> [BRIEF]:
Return the material word for word, starting at its first line and ending with the line that contains "chevron-right-icon [690,305,706,336]".

===== DATA LISTING =====

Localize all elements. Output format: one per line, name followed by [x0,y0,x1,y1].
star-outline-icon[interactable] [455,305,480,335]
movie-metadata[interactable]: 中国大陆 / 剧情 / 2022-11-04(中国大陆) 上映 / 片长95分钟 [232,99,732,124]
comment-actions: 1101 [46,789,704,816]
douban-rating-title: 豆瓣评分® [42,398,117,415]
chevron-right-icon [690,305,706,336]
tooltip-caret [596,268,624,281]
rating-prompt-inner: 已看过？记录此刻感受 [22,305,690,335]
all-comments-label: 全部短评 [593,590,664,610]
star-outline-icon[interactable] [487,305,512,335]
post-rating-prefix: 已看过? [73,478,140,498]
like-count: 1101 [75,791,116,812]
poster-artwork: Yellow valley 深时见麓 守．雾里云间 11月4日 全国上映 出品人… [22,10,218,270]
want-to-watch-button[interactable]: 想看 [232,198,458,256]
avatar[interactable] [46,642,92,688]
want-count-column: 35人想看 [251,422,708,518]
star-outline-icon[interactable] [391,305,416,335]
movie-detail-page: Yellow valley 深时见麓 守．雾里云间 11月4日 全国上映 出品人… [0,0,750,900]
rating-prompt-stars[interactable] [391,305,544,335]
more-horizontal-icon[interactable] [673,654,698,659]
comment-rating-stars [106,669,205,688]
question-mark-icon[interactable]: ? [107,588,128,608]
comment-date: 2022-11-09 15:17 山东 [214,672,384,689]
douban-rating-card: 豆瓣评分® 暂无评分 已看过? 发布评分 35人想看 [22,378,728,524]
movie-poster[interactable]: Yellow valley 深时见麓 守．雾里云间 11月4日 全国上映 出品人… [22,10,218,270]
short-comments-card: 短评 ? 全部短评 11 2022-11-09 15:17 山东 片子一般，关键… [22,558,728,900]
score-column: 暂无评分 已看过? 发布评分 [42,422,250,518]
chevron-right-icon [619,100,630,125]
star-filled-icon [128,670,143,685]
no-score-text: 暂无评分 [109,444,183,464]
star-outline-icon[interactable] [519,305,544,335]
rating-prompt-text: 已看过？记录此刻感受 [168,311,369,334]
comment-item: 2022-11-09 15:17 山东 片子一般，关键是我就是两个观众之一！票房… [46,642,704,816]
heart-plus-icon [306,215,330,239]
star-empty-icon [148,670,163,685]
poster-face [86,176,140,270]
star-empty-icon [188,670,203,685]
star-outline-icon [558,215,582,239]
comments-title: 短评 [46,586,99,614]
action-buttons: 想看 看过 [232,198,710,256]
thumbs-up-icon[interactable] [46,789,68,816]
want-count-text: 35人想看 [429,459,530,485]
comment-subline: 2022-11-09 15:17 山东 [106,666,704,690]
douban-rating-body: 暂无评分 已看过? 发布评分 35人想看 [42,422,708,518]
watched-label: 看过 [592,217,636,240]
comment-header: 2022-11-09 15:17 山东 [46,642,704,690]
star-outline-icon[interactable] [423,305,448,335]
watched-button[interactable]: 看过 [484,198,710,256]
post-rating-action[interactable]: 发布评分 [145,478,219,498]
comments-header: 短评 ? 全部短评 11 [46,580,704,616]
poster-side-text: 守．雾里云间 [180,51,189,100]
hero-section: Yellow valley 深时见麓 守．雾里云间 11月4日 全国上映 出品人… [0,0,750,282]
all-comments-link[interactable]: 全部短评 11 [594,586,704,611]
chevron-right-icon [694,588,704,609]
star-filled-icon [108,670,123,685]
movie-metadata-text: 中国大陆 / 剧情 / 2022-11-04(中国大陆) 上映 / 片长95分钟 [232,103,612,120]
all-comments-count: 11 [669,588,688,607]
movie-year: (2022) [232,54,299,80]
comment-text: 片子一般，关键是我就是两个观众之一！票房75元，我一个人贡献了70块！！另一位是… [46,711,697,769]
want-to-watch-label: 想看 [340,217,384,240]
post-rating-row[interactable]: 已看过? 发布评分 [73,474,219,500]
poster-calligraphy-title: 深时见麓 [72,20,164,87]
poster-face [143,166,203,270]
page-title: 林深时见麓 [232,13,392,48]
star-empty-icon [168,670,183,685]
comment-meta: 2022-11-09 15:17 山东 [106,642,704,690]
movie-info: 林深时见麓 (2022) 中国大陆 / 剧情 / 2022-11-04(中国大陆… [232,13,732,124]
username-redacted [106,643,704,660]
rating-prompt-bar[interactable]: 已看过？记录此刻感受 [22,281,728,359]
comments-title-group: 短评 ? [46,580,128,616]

=====

> [FULL OUTPUT]:
Localize all elements. Output format: one per line, name followed by [x0,y0,x1,y1].
star-outline-icon[interactable] [455,305,480,335]
movie-metadata[interactable]: 中国大陆 / 剧情 / 2022-11-04(中国大陆) 上映 / 片长95分钟 [232,99,732,124]
comment-actions: 1101 [46,789,704,816]
douban-rating-title: 豆瓣评分® [42,398,117,415]
chevron-right-icon [690,305,706,336]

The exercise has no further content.